- [Given problem]
Pull every line that holds the word "SALT" from the entries.

== The data

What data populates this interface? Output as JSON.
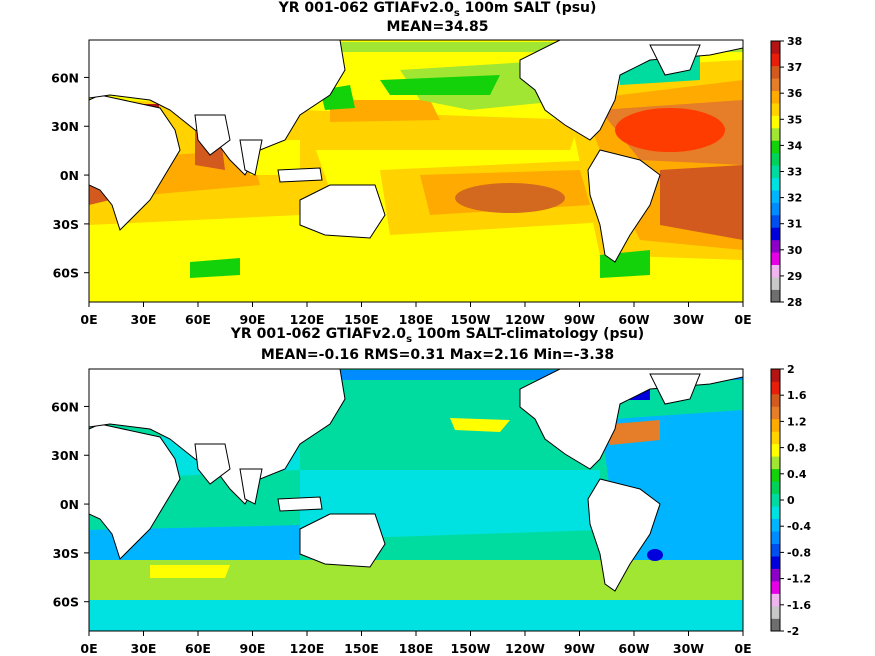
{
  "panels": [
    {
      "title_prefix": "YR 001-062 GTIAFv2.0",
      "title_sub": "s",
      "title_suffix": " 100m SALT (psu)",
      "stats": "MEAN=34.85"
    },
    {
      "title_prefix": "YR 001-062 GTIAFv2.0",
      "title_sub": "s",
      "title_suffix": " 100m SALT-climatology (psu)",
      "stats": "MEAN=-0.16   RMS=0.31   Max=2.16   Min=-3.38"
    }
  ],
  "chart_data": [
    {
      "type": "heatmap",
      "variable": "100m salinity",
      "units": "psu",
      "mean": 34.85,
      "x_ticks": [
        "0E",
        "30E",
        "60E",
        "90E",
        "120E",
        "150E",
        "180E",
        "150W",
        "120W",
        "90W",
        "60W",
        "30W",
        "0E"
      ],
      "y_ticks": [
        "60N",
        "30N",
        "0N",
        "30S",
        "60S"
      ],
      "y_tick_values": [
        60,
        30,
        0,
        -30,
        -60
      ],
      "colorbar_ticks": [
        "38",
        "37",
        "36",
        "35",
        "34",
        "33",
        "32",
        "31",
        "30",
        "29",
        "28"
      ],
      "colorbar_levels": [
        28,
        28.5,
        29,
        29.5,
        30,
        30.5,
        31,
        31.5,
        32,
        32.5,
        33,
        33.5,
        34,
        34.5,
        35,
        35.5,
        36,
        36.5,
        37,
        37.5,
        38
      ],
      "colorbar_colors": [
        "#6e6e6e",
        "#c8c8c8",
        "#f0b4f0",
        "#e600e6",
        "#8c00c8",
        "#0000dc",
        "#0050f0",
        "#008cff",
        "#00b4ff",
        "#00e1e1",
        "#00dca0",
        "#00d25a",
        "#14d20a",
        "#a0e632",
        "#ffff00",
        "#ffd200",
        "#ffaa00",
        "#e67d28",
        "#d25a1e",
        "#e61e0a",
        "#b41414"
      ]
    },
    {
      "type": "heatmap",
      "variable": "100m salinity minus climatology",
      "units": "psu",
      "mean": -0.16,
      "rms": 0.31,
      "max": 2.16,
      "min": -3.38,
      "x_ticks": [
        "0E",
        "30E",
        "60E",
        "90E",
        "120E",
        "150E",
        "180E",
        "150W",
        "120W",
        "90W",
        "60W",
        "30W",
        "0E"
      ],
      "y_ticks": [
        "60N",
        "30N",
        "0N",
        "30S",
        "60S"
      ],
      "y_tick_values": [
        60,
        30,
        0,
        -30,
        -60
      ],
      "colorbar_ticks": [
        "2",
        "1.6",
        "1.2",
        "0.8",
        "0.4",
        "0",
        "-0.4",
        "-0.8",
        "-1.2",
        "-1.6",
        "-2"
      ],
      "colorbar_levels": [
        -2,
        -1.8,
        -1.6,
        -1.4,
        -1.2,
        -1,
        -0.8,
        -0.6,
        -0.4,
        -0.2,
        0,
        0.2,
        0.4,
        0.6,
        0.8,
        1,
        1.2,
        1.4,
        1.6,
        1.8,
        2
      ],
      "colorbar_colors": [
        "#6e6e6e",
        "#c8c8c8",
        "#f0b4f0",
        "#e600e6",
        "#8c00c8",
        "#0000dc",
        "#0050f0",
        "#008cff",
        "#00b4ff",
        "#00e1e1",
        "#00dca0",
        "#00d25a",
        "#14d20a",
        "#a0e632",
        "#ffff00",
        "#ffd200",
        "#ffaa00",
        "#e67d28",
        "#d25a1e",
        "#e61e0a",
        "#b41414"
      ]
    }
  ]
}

====
== The data

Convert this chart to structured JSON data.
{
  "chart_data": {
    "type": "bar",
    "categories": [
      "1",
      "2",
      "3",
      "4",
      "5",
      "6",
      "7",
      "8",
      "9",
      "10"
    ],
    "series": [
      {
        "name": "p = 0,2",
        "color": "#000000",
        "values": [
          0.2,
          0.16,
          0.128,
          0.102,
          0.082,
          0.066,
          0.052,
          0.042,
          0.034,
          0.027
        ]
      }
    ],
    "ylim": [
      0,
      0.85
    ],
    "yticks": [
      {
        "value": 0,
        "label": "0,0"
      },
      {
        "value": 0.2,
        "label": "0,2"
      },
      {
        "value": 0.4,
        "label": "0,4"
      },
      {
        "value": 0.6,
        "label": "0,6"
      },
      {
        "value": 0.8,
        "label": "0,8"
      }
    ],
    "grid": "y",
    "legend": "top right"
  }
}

====
== The data

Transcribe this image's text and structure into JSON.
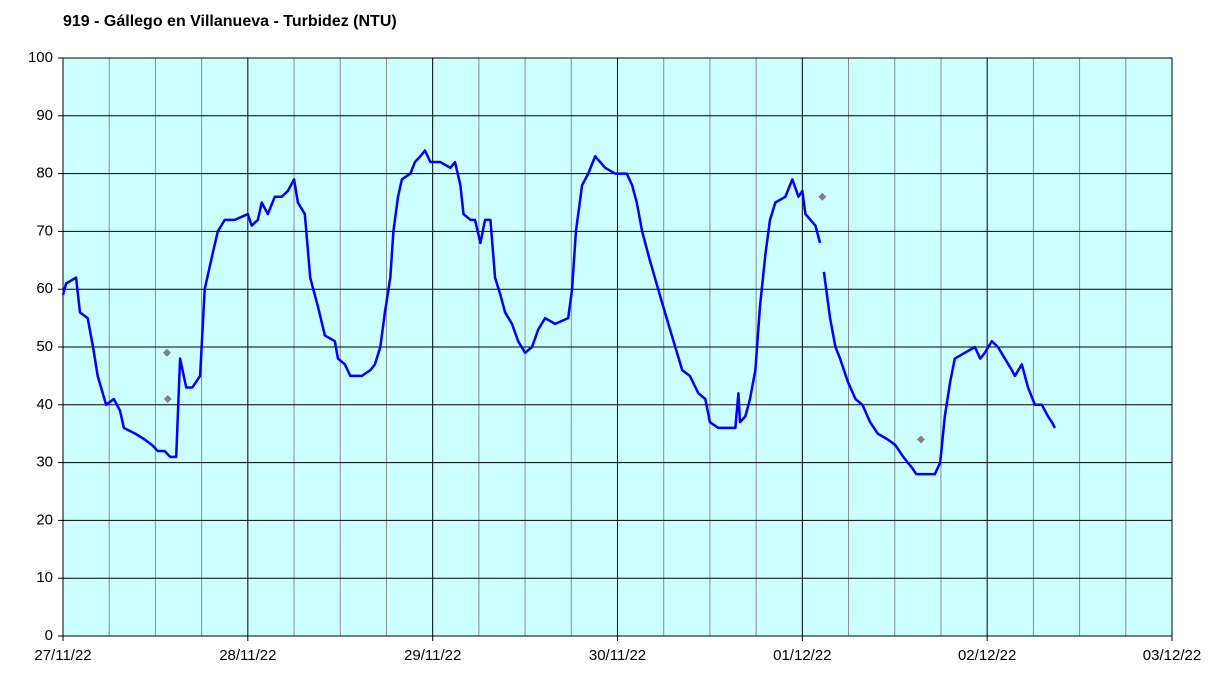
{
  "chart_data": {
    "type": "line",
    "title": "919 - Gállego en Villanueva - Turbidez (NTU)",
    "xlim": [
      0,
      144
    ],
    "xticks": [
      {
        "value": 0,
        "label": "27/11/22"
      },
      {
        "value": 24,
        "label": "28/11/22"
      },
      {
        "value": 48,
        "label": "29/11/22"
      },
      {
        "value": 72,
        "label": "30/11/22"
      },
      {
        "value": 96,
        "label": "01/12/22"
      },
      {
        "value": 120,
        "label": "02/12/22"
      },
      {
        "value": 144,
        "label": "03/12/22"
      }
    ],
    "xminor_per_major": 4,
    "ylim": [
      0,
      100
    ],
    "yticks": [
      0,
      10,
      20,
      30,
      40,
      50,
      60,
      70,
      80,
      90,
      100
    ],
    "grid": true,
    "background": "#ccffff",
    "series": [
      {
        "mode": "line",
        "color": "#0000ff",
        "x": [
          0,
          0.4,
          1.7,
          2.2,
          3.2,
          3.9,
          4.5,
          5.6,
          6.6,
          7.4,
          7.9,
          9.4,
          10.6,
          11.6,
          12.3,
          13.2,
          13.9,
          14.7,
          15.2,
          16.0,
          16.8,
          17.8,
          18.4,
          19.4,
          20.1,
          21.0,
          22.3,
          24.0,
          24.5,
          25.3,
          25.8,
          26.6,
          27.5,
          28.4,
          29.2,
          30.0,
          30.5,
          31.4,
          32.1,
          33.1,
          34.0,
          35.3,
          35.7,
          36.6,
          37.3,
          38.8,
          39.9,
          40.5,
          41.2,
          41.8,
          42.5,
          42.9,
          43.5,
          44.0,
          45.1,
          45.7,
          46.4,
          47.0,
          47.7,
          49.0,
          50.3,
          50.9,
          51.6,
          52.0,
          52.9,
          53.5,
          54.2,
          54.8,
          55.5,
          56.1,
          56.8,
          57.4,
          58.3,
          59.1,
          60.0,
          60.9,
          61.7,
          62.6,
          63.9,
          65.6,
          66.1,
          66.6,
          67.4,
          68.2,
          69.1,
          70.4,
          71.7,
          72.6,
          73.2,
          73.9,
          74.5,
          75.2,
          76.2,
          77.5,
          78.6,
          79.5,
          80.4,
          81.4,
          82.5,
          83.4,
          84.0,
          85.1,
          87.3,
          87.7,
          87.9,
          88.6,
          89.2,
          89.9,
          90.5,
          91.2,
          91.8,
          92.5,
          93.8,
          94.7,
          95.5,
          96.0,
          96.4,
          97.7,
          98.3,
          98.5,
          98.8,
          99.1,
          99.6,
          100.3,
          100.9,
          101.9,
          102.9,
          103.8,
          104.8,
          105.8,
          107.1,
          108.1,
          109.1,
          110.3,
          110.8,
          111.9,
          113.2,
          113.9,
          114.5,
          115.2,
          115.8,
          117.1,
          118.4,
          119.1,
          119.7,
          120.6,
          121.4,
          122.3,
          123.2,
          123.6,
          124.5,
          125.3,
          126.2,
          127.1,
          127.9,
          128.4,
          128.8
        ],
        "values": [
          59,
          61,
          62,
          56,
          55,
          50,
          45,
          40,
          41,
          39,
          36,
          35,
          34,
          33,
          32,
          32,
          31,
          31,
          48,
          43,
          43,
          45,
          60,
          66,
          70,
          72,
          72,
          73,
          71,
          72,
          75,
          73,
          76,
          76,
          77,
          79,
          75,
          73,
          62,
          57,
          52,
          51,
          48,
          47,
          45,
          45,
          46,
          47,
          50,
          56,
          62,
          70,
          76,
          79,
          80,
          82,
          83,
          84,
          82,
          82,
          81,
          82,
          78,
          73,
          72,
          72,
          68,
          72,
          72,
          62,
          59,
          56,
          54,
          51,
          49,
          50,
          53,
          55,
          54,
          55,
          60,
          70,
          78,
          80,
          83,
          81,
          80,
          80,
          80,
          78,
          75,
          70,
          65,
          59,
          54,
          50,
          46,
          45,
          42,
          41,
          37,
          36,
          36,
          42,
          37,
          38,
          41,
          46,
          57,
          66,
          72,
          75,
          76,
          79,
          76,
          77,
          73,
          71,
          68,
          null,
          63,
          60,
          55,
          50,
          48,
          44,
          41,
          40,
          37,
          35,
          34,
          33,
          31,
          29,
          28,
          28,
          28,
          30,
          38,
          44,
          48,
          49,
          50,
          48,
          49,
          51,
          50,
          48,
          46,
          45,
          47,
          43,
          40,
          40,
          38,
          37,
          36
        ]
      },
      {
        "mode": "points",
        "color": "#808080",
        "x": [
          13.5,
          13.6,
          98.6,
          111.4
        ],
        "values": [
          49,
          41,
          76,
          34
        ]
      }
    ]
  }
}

====

- [Solution to this problem]
      "title_suffix": " 100m SALT (psu)",
      "title_suffix": " 100m SALT-climatology (psu)",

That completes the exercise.